TAREFA A REALIZAR:
Por favor, indique o que o Presidente Richard von Weizsaecker declarou em 1985, segundo o artigo sobre a União Europeia.

Uma semana na vida da União
Europeia
A grande questão que está hoje em debate na Europa é o efeito da saída da
Grécia: gerível ou uma catástrofe?
Teresa de Sousa /
15-3-2015 / PÚBLICO
1.Angela Merkel,
de visita a Tóquio no dia 9, deixou dois bons conselhos ao primeiro-ministro
japonês. Disse-lhe para fazer como a Alemanha e “olhar de frente para a nossa
História”. Citou as palavras do Presidente Richard von Weizsaecker, já
falecido, quando, em 1985, declarou que o dia da derrota da Alemanha foi “o dia
da libertação”. Mas também lembrou que, “sem os gestos generosos dos nossos
vizinhos, isso nunca teria sido possível”.
Como sabemos, foi
um gesto em primeiro lugar americano, seguido depois pela França. A mensagem de
Merkel era, em primeiro lugar, para Shinzo Abe, que ainda não clarificou se vai
seguir o caminho estabelecido em 1995, quando outro primeiro-ministro japonês
pediu publicamente uma “desculpa sentida” pelas barbáries cometidas nos países
asiáticos que o Japão ocupou de forma “colonial e agressiva”. Desde aí, todos
os seus sucessores adoptaram a mesma fórmula. Abe mantém alguma ambiguidade,
com um discurso nacionalista que insiste em não ser “masoquista”. Hoje, com a
ascensão da China e a sua política bastante menos pacífica em relação aos
vizinhos, a tensão entre os dois países tem subido de tom. É uma prioridade
estratégica para os EUA.

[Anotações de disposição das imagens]
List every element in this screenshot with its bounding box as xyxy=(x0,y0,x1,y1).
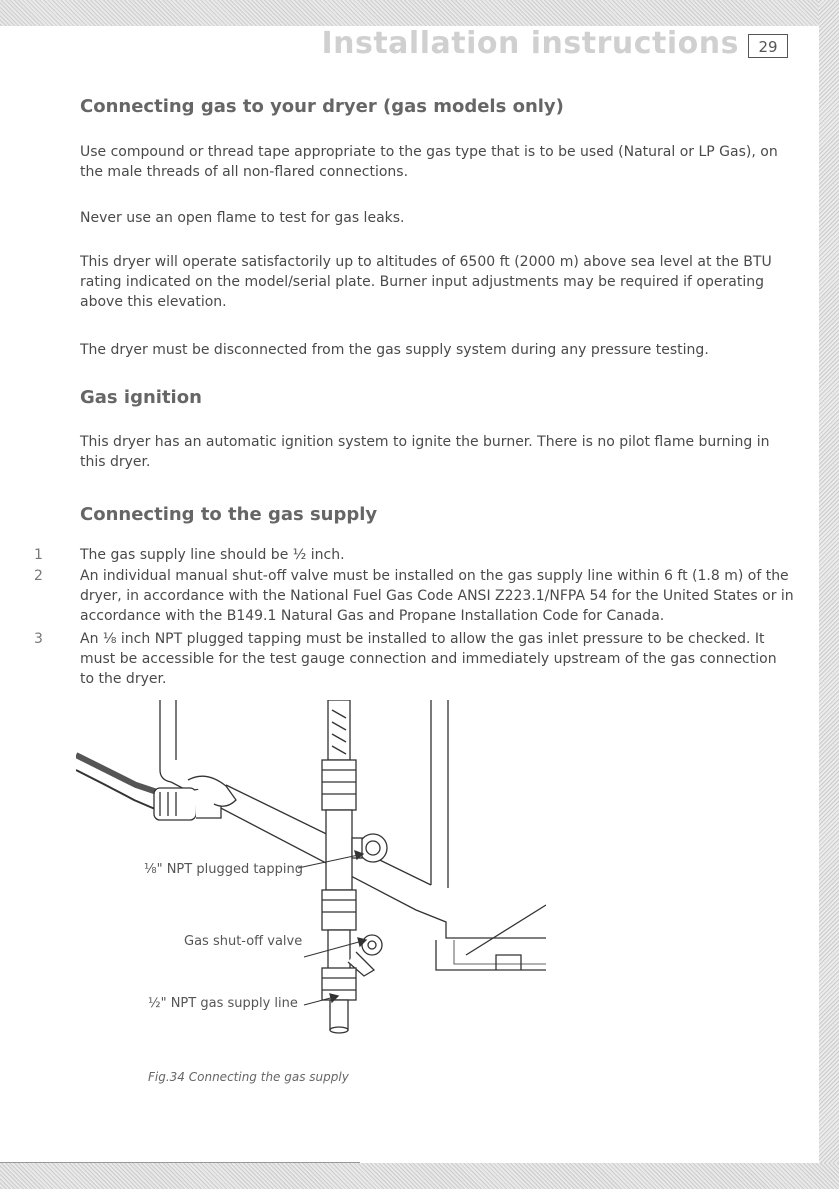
page-header-title: Installation instructions xyxy=(321,26,739,61)
step-number: 2 xyxy=(34,568,43,584)
label-plugged-tapping: ⅛" NPT plugged tapping xyxy=(144,862,304,877)
label-supply-line: ½" NPT gas supply line xyxy=(148,996,298,1011)
step-text: The gas supply line should be ½ inch. xyxy=(80,547,345,563)
page-border-top xyxy=(0,0,839,26)
paragraph-no-flame: Never use an open flame to test for gas leaks. xyxy=(80,210,405,226)
section-heading-gas-ignition: Gas ignition xyxy=(80,387,202,408)
step-number: 1 xyxy=(34,547,43,563)
paragraph-compound: Use compound or thread tape appropriate to the gas type that is to be used (Natural or LP Gas), on the male threads of all non-flared connections. xyxy=(80,144,778,180)
paragraph-pressure-testing: The dryer must be disconnected from the gas supply system during any pressure testing. xyxy=(80,342,709,358)
figure-caption: Fig.34 Connecting the gas supply xyxy=(148,1070,349,1084)
step-number: 3 xyxy=(34,631,43,647)
label-shutoff-valve: Gas shut-off valve xyxy=(184,934,303,949)
paragraph-altitude: This dryer will operate satisfactorily up to altitudes of 6500 ft (2000 m) above sea level at the BTU rating indicated on the model/serial plate. Burner input adjustments may be required if operating above this elevation. xyxy=(80,254,772,310)
section-heading-gas-supply: Connecting to the gas supply xyxy=(80,504,378,525)
section-heading-gas-connection: Connecting gas to your dryer (gas models only) xyxy=(80,96,564,117)
paragraph-ignition: This dryer has an automatic ignition system to ignite the burner. There is no pilot flame burning in this dryer. xyxy=(80,434,770,470)
page-border-right xyxy=(819,0,839,1189)
gas-connection-figure xyxy=(76,700,546,1040)
step-text: An ⅛ inch NPT plugged tapping must be installed to allow the gas inlet pressure to be checked. It must be accessible for the test gauge connection and immediately upstream of the gas connection to the dryer. xyxy=(80,631,777,687)
page-number: 29 xyxy=(748,34,788,58)
step-text: An individual manual shut-off valve must be installed on the gas supply line within 6 ft (1.8 m) of the dryer, in accordance with the National Fuel Gas Code ANSI Z223.1/NFPA 54 for the United States or in accordance with the B149.1 Natural Gas and Propane Installation Code for Canada. xyxy=(80,568,794,624)
bottom-rule xyxy=(0,1162,360,1163)
page-border-bottom xyxy=(0,1163,839,1189)
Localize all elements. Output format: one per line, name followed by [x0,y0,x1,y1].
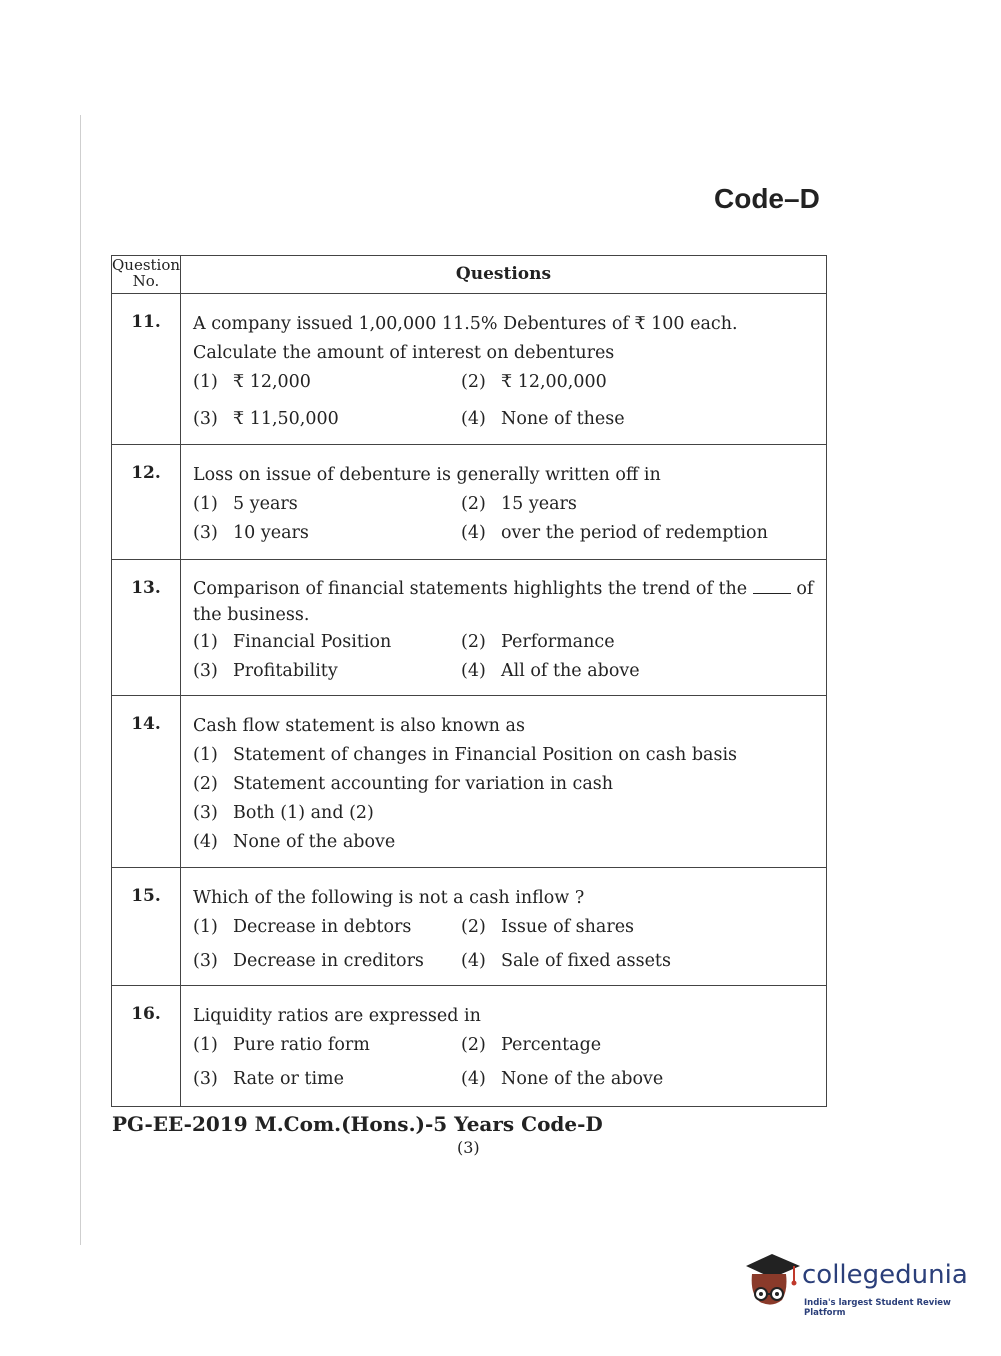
question-text: Liquidity ratios are expressed in [193,1006,481,1026]
option [193,519,461,548]
question-text-part-b: of the business. [193,579,814,625]
question-body [181,868,827,986]
option-number: (3) [193,523,218,543]
scan-margin-line [80,115,81,1245]
option-number: (2) [461,1035,486,1055]
page-number: (3) [457,1138,480,1157]
option-text: Pure ratio form [233,1035,370,1055]
option-number: (1) [193,1035,218,1055]
options [193,490,822,548]
question-row [112,445,827,560]
question-text-part-a: Comparison of financial statements highlights the trend of the [193,579,748,599]
question-body [181,986,827,1107]
option-number: (4) [461,523,486,543]
option [193,799,822,828]
option [461,628,822,657]
collegedunia-logo [742,1250,972,1320]
option-number: (3) [193,951,218,971]
option [193,490,461,519]
option-text: None of these [501,409,625,429]
option-number: (4) [193,832,218,852]
header-questions: Questions [181,256,827,294]
question-text: Loss on issue of debenture is generally written off in [193,465,661,485]
option-number: (3) [193,409,218,429]
question-row [112,868,827,986]
option [193,368,461,397]
option [461,519,822,548]
question-row [112,560,827,696]
option [193,741,822,770]
option-text: None of the above [233,832,396,852]
mascot-icon [742,1250,802,1312]
option-text: Profitability [233,661,338,681]
question-body [181,696,827,868]
option [461,1031,822,1060]
question-text: A company issued 1,00,000 11.5% Debentures of ₹ 100 each. Calculate the amount of interest on debentures [193,314,738,363]
question-number: 13. [112,560,181,696]
question-text: Cash flow statement is also known as [193,716,525,736]
code-label: Code–D [714,183,820,214]
option-number: (2) [193,774,218,794]
question-number: 15. [112,868,181,986]
options [193,628,822,686]
option-number: (3) [193,803,218,823]
option-number: (4) [461,1069,486,1089]
option-text: Performance [501,632,615,652]
option [461,657,822,686]
questions-table [111,255,827,1107]
option-text: Decrease in debtors [233,917,412,937]
option-text: 15 years [501,494,577,514]
option-text: Decrease in creditors [233,951,424,971]
option [461,368,822,397]
option-number: (4) [461,951,486,971]
fill-in-blank [753,579,791,594]
question-text: Which of the following is not a cash inflow ? [193,888,585,908]
question-body [181,560,827,696]
option-number: (2) [461,372,486,392]
question-body [181,294,827,445]
question-number: 14. [112,696,181,868]
option-text: ₹ 12,000 [233,372,311,392]
logo-tagline: India's largest Student Review Platform [804,1298,951,1318]
question-body [181,445,827,560]
option-text: None of the above [501,1069,664,1089]
question-row [112,696,827,868]
option-text: ₹ 12,00,000 [501,372,607,392]
option-text: Both (1) and (2) [233,803,374,823]
option [461,490,822,519]
option-number: (1) [193,917,218,937]
question-number: 12. [112,445,181,560]
question-number: 11. [112,294,181,445]
option-text: All of the above [501,661,640,681]
option-number: (2) [461,494,486,514]
option-number: (2) [461,917,486,937]
option [461,1065,822,1094]
option [461,405,822,434]
option-number: (1) [193,494,218,514]
option [193,828,822,857]
logo-wordmark: collegedunia [802,1260,968,1290]
option-number: (1) [193,632,218,652]
option-text: Statement accounting for variation in cash [233,774,614,794]
option-number: (3) [193,661,218,681]
option [193,657,461,686]
option [193,628,461,657]
question-row [112,986,827,1107]
option-text: Sale of fixed assets [501,951,671,971]
option-number: (4) [461,409,486,429]
option [461,913,822,942]
question-text [193,576,822,628]
option-text: Percentage [501,1035,602,1055]
option-number: (4) [461,661,486,681]
options [193,368,822,434]
options [193,1031,822,1094]
options [193,741,822,857]
option-text: ₹ 11,50,000 [233,409,339,429]
option [193,405,461,434]
option-text: Statement of changes in Financial Position on cash basis [233,745,738,765]
option-text: 10 years [233,523,309,543]
option-number: (1) [193,745,218,765]
option [193,770,822,799]
options [193,913,822,976]
option [193,1031,461,1060]
question-row [112,294,827,445]
option [461,947,822,976]
option-text: Rate or time [233,1069,345,1089]
option-text: 5 years [233,494,298,514]
option-text: Issue of shares [501,917,635,937]
option [193,947,461,976]
question-number: 16. [112,986,181,1107]
option-number: (3) [193,1069,218,1089]
option-number: (1) [193,372,218,392]
option-text: over the period of redemption [501,523,768,543]
option-text: Financial Position [233,632,392,652]
option [193,913,461,942]
option [193,1065,461,1094]
option-number: (2) [461,632,486,652]
header-question-no: Question No. [112,256,181,294]
footer-code: PG-EE-2019 M.Com.(Hons.)-5 Years Code-D [112,1112,603,1136]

RESULTADO DA TAREFA:
Declarou que o dia da derrota da Alemanha foi “o dia da libertação”.